• Supplied data:
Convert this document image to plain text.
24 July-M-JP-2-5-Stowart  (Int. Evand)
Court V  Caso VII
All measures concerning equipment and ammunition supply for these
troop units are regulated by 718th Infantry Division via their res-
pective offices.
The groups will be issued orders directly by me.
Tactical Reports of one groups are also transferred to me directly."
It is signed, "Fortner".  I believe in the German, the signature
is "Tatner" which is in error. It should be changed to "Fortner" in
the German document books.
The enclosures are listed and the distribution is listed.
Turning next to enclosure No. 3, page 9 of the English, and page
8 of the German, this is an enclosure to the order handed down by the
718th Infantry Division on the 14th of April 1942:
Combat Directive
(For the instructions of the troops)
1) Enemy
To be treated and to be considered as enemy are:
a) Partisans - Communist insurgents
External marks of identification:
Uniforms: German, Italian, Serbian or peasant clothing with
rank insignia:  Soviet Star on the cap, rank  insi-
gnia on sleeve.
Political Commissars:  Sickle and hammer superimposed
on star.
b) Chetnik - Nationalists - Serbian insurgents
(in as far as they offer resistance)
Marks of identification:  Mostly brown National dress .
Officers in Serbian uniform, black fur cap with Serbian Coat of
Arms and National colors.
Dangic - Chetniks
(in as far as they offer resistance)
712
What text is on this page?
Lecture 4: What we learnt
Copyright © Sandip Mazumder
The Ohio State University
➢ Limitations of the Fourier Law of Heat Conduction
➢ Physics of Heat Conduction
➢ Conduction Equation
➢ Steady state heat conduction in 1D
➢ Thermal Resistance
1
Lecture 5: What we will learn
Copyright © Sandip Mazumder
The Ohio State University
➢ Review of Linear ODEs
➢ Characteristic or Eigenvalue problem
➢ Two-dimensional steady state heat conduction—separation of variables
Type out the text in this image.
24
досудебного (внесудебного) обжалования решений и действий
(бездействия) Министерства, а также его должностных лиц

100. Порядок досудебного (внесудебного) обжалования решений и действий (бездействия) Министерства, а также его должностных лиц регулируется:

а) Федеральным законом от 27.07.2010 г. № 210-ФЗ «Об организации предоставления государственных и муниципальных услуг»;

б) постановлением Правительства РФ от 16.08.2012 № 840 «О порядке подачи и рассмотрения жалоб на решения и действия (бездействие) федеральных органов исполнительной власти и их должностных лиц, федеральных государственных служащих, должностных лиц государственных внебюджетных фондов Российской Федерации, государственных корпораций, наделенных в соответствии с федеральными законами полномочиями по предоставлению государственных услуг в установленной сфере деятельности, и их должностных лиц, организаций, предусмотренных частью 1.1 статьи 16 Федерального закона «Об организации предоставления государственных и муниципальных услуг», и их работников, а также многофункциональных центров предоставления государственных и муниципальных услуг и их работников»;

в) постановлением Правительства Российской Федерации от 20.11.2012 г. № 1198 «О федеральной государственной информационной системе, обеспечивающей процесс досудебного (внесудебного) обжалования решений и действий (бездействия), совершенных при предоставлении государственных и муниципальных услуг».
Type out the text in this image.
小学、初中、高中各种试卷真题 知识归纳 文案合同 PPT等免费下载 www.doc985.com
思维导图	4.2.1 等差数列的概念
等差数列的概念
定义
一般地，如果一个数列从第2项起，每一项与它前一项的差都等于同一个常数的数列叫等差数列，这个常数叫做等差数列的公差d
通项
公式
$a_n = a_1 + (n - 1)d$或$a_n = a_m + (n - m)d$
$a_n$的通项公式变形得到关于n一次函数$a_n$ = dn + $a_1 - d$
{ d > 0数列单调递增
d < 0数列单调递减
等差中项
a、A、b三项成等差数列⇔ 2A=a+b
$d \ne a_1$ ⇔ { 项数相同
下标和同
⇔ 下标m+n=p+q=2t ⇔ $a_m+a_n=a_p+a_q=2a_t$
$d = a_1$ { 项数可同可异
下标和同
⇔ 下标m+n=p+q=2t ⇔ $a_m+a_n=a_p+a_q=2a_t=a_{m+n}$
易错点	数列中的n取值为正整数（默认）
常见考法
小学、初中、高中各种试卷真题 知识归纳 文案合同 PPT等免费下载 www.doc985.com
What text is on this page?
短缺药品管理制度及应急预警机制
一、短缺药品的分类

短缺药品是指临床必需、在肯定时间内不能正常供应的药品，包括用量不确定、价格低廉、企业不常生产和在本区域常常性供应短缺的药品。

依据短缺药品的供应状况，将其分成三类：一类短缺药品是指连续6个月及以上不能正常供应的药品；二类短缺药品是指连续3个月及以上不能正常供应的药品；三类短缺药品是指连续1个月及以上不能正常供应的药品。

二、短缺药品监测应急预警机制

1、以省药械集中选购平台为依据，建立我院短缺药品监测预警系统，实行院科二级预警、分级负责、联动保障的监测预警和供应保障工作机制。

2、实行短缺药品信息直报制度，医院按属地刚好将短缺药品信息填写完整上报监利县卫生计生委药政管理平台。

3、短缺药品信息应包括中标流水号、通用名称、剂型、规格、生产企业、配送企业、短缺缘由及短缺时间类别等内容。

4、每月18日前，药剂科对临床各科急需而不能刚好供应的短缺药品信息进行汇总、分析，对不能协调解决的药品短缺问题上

• What is expected: Scan the lines for the string "with". Pick out every line that has it.

• The completed task:
Uniforms: German, Italian, Serbian or peasant clothing with
Officers in Serbian uniform, black fur cap with Serbian Coat of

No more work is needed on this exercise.